* What is expected:
Retype the material in full, keeping every word the same.

(Data records)
* BEGIN *

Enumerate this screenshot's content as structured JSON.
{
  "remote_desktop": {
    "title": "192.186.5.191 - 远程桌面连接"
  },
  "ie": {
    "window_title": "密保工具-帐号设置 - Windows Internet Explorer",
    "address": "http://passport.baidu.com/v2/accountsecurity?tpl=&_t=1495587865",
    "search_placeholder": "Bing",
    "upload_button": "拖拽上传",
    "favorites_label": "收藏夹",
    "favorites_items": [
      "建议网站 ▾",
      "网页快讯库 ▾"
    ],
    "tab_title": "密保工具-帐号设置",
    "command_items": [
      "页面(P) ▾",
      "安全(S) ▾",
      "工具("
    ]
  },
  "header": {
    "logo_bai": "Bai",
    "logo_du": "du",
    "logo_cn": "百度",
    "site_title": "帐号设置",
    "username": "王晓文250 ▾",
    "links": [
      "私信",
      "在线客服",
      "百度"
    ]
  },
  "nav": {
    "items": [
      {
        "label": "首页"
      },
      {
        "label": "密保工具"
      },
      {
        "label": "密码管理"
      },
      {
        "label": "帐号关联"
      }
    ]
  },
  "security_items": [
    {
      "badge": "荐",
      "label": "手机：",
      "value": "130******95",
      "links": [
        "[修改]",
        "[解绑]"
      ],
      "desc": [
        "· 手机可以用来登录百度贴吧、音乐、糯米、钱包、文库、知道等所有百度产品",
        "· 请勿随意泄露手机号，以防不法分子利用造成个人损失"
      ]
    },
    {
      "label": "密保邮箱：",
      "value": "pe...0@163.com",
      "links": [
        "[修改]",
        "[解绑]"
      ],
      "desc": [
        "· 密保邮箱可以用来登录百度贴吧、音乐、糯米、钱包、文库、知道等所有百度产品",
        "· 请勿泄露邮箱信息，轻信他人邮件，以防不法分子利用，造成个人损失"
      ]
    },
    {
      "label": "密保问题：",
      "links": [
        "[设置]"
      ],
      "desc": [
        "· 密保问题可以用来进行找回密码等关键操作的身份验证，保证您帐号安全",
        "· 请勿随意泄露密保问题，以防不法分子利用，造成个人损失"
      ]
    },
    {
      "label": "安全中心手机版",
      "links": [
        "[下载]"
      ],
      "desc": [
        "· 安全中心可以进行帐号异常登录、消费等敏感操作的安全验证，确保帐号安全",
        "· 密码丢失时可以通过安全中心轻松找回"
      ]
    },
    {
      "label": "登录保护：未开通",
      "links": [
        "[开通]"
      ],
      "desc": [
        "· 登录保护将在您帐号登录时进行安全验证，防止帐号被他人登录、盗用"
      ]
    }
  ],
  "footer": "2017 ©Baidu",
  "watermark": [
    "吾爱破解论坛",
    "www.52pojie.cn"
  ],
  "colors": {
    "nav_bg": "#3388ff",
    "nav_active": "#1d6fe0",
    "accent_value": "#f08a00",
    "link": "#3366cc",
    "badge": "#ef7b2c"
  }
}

* END *

* Output of the task:
Enumerate this screenshot's content as structured JSON.
{
  "remote_desktop": {
    "title": "192.186.5.191 - 远程桌面连接"
  },
  "ie": {
    "window_title": "密保工具-帐号设置 - Windows Internet Explorer",
    "address": "http://passport.baidu.com/v2/accountsecurity?tpl=&_t=1495587865",
    "search_placeholder": "Bing",
    "upload_button": "拖拽上传",
    "favorites_label": "收藏夹",
    "favorites_items": [
      "建议网站 ▾",
      "网页快讯库 ▾"
    ],
    "tab_title": "密保工具-帐号设置",
    "command_items": [
      "页面(P) ▾",
      "安全(S) ▾",
      "工具("
    ]
  },
  "header": {
    "logo_bai": "Bai",
    "logo_du": "du",
    "logo_cn": "百度",
    "site_title": "帐号设置",
    "username": "王晓文250 ▾",
    "links": [
      "私信",
      "在线客服",
      "百度"
    ]
  },
  "nav": {
    "items": [
      {
        "label": "首页"
      },
      {
        "label": "密保工具"
      },
      {
        "label": "密码管理"
      },
      {
        "label": "帐号关联"
      }
    ]
  },
  "security_items": [
    {
      "badge": "荐",
      "label": "手机：",
      "value": "130******95",
      "links": [
        "[修改]",
        "[解绑]"
      ],
      "desc": [
        "· 手机可以用来登录百度贴吧、音乐、糯米、钱包、文库、知道等所有百度产品",
        "· 请勿随意泄露手机号，以防不法分子利用造成个人损失"
      ]
    },
    {
      "label": "密保邮箱：",
      "value": "pe...0@163.com",
      "links": [
        "[修改]",
        "[解绑]"
      ],
      "desc": [
        "· 密保邮箱可以用来登录百度贴吧、音乐、糯米、钱包、文库、知道等所有百度产品",
        "· 请勿泄露邮箱信息，轻信他人邮件，以防不法分子利用，造成个人损失"
      ]
    },
    {
      "label": "密保问题：",
      "links": [
        "[设置]"
      ],
      "desc": [
        "· 密保问题可以用来进行找回密码等关键操作的身份验证，保证您帐号安全",
        "· 请勿随意泄露密保问题，以防不法分子利用，造成个人损失"
      ]
    },
    {
      "label": "安全中心手机版",
      "links": [
        "[下载]"
      ],
      "desc": [
        "· 安全中心可以进行帐号异常登录、消费等敏感操作的安全验证，确保帐号安全",
        "· 密码丢失时可以通过安全中心轻松找回"
      ]
    },
    {
      "label": "登录保护：未开通",
      "links": [
        "[开通]"
      ],
      "desc": [
        "· 登录保护将在您帐号登录时进行安全验证，防止帐号被他人登录、盗用"
      ]
    }
  ],
  "footer": "2017 ©Baidu",
  "watermark": [
    "吾爱破解论坛",
    "www.52pojie.cn"
  ],
  "colors": {
    "nav_bg": "#3388ff",
    "nav_active": "#1d6fe0",
    "accent_value": "#f08a00",
    "link": "#3366cc",
    "badge": "#ef7b2c"
  }
}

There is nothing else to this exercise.